Data shown:
****

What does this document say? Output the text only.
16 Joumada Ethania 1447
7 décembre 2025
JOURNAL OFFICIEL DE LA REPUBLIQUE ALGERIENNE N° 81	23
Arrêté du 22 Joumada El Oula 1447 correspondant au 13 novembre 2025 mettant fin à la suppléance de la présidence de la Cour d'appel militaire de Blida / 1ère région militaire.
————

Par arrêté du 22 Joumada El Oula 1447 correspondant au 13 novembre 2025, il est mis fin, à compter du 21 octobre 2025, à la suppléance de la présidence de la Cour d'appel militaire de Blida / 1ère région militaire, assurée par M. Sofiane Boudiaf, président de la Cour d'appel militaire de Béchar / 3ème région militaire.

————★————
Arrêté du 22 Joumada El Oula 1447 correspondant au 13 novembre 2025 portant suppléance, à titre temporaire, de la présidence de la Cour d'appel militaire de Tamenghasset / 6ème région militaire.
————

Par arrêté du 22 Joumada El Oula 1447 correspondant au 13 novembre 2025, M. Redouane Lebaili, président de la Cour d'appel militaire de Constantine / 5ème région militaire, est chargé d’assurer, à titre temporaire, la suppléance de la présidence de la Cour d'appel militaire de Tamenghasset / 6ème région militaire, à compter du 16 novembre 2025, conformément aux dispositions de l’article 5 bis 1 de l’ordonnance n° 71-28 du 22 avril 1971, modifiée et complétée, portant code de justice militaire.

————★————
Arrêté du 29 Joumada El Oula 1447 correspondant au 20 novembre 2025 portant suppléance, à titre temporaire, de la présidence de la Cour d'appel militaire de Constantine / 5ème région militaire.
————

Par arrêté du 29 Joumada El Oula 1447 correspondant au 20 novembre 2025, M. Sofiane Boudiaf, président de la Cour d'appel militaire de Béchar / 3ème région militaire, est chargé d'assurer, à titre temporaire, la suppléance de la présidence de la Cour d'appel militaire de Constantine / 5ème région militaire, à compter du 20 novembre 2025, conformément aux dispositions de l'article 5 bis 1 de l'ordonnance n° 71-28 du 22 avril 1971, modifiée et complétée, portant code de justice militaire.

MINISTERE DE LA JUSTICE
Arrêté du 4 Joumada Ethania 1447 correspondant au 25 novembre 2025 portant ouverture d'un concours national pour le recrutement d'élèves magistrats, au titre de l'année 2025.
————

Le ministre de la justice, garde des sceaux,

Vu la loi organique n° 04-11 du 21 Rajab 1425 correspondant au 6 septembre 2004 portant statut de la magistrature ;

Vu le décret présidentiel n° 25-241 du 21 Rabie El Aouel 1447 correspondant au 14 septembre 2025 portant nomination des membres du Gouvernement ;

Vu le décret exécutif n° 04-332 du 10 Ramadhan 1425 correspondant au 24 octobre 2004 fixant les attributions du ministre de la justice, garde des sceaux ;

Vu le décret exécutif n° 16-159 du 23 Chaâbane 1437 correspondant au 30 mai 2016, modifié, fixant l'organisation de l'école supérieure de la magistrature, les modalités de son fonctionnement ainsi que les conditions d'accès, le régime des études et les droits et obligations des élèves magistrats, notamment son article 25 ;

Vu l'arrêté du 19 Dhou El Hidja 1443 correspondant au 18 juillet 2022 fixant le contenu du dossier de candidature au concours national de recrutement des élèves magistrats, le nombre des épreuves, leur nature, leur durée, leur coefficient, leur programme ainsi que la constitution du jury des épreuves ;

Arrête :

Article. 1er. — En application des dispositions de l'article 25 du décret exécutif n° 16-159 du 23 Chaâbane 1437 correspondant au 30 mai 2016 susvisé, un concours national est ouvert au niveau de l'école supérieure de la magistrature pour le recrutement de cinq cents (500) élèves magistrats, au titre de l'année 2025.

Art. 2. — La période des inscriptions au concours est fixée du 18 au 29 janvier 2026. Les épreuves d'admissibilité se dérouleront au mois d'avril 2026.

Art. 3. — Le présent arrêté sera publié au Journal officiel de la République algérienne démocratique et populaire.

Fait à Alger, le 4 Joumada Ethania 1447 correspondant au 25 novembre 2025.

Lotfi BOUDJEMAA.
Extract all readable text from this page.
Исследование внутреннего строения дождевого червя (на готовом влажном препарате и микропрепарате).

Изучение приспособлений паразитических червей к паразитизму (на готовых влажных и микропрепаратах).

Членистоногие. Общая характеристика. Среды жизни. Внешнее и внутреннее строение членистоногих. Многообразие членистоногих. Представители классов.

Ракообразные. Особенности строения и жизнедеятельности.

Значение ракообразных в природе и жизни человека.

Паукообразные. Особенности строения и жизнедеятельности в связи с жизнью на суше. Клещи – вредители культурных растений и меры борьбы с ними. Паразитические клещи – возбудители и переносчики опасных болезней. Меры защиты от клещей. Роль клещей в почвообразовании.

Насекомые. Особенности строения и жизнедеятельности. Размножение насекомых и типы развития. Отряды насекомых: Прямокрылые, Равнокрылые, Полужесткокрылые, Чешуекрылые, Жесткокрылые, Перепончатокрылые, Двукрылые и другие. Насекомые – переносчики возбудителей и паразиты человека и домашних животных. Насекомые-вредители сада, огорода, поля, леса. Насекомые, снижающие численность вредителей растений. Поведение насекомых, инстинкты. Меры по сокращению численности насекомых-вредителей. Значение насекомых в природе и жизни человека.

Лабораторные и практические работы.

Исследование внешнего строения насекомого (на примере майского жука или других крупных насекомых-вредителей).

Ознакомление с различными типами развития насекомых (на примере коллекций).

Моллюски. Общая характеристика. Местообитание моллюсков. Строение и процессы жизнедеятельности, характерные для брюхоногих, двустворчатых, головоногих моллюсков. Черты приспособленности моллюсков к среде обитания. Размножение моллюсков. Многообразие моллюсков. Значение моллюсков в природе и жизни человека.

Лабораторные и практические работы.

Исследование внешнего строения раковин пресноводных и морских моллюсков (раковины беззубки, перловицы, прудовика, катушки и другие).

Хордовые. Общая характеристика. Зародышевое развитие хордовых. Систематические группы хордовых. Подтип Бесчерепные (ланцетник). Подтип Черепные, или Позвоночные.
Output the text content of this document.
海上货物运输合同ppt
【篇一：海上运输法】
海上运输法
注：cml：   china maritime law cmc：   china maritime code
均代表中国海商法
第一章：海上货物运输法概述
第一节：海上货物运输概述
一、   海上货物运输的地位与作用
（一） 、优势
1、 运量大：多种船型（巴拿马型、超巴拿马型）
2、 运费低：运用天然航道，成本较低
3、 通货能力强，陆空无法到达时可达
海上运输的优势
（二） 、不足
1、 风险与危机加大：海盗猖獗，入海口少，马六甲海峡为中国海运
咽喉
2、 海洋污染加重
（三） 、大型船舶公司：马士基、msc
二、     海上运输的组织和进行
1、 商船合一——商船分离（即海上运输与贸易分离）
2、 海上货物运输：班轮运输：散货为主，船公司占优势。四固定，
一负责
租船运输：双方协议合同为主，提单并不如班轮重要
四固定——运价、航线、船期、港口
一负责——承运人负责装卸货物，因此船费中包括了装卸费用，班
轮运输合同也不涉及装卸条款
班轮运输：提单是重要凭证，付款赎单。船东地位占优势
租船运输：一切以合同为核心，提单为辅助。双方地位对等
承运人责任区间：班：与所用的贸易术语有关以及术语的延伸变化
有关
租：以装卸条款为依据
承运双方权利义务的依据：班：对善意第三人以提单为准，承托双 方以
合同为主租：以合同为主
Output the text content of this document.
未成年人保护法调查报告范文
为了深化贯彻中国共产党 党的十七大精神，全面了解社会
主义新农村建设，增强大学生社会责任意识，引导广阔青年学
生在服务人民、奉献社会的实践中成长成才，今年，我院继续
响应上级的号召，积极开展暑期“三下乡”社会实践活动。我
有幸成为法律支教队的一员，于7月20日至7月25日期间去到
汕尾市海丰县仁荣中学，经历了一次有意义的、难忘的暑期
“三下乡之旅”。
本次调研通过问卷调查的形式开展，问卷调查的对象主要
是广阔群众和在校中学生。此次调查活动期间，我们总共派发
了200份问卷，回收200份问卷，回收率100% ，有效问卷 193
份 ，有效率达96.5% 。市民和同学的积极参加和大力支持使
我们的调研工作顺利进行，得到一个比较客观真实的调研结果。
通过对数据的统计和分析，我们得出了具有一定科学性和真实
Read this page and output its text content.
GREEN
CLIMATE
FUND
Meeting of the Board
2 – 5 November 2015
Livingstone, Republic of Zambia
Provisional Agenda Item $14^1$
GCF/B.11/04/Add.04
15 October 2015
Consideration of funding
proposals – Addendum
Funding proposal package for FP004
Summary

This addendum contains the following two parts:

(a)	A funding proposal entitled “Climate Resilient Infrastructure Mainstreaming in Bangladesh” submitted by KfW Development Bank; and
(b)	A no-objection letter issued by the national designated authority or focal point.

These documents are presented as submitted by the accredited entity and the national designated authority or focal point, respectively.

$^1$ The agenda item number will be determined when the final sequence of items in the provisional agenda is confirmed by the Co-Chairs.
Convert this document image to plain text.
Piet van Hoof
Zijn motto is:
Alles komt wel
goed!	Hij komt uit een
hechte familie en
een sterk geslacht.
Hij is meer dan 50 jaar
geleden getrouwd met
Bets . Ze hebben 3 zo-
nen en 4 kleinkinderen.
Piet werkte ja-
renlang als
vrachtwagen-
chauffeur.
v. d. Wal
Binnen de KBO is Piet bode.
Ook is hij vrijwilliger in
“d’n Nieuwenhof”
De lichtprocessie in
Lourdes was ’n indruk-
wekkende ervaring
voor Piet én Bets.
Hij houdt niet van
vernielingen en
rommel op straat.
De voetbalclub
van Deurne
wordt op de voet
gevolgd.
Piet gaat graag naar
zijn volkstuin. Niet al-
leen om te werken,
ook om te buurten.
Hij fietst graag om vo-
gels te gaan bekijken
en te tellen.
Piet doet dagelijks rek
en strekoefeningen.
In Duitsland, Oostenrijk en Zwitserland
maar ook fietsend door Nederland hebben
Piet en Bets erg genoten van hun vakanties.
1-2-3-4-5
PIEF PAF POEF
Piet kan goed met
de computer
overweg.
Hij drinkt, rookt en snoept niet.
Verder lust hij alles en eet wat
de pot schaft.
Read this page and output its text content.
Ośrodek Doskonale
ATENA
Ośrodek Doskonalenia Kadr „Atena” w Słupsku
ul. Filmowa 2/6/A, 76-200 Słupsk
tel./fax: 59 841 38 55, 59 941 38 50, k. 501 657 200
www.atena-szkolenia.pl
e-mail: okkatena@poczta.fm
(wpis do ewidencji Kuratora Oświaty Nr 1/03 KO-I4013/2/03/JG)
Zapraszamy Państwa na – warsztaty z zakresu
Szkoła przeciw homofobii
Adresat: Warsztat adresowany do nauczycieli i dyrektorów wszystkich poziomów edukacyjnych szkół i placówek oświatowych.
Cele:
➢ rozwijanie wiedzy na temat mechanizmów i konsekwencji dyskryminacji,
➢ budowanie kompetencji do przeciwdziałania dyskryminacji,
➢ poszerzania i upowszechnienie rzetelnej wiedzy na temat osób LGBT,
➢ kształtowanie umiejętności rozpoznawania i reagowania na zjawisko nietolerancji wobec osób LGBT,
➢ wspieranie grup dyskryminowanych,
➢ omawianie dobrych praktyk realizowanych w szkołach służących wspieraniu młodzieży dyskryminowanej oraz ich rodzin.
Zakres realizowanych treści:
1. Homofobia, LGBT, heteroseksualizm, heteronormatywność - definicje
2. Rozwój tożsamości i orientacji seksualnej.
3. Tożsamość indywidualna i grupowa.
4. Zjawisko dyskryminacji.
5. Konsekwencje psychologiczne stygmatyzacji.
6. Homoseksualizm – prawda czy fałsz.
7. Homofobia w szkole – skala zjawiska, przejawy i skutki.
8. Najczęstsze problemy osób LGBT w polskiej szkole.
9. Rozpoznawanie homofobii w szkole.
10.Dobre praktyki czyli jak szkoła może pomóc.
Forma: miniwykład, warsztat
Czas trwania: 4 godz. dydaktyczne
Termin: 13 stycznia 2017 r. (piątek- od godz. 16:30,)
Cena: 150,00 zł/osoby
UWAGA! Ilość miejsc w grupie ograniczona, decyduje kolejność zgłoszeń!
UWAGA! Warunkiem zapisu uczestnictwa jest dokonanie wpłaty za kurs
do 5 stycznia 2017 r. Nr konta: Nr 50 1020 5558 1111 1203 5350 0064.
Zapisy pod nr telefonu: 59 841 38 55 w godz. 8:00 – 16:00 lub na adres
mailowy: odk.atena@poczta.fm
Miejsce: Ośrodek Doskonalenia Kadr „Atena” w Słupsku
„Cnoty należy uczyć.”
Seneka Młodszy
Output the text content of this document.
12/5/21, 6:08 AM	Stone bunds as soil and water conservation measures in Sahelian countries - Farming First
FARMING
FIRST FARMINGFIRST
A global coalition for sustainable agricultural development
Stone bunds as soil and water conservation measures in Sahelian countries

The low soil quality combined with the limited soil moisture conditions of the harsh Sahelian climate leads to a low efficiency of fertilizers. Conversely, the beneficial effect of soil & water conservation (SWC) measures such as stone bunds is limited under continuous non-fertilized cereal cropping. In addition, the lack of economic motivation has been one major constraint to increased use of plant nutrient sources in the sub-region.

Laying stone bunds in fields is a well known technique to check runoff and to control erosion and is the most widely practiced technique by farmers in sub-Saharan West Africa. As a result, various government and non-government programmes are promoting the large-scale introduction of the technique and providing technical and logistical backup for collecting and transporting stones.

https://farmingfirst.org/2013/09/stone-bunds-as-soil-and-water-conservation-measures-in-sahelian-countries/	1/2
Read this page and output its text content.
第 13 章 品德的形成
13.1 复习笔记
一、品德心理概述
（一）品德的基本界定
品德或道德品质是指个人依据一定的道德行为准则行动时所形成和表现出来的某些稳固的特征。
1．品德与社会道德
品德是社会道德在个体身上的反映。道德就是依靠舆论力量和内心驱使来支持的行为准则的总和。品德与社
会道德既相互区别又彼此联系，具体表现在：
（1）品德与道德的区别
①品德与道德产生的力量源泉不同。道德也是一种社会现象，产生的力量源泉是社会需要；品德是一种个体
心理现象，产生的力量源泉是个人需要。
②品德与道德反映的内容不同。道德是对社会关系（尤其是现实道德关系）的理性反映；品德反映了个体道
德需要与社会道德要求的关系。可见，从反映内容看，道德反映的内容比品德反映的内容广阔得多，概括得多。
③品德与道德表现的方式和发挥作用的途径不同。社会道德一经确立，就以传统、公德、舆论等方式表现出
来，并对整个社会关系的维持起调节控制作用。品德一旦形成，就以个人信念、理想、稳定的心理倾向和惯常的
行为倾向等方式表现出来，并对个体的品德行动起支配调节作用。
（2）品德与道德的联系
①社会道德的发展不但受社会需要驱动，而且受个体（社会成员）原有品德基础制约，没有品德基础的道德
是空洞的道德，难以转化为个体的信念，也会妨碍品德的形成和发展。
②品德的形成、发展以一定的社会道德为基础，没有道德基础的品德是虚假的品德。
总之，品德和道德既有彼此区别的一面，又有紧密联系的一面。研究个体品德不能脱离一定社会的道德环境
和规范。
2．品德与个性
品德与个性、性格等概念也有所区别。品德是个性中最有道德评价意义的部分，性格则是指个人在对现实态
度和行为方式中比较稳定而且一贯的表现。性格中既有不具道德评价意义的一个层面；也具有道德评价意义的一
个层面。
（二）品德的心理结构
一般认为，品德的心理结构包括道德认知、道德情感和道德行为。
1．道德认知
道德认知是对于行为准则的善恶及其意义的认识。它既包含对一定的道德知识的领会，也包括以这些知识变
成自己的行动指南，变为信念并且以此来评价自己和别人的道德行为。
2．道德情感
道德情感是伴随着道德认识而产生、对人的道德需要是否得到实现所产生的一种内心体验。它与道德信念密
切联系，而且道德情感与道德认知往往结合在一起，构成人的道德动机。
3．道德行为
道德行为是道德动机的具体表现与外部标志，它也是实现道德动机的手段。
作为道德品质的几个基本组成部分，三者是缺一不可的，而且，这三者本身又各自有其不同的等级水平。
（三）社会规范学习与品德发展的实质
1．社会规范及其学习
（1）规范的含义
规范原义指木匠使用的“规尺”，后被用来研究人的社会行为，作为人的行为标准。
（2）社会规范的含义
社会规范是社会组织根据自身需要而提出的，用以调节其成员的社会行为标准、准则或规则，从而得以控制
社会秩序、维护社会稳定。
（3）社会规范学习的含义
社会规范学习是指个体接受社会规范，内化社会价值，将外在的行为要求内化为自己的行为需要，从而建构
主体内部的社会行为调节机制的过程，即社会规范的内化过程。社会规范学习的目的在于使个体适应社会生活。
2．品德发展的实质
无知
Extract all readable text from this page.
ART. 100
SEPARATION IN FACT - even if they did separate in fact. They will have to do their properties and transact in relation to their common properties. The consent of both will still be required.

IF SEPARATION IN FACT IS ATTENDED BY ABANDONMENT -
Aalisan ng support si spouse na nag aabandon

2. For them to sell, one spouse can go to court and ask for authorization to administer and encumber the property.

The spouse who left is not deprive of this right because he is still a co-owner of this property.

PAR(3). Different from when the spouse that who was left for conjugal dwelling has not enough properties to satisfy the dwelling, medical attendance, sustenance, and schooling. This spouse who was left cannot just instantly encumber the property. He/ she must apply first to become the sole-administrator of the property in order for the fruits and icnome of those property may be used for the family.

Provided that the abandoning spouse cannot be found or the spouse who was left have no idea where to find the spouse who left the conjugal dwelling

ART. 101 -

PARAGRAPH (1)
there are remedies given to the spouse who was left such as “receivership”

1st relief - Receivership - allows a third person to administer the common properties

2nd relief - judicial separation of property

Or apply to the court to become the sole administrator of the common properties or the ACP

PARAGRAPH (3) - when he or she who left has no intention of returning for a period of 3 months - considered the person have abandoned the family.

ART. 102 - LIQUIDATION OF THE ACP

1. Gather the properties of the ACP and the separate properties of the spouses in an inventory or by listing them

****

What the task asks:
Report how many lines above hold the string "Piet", giving nothing but the number.

The response:
8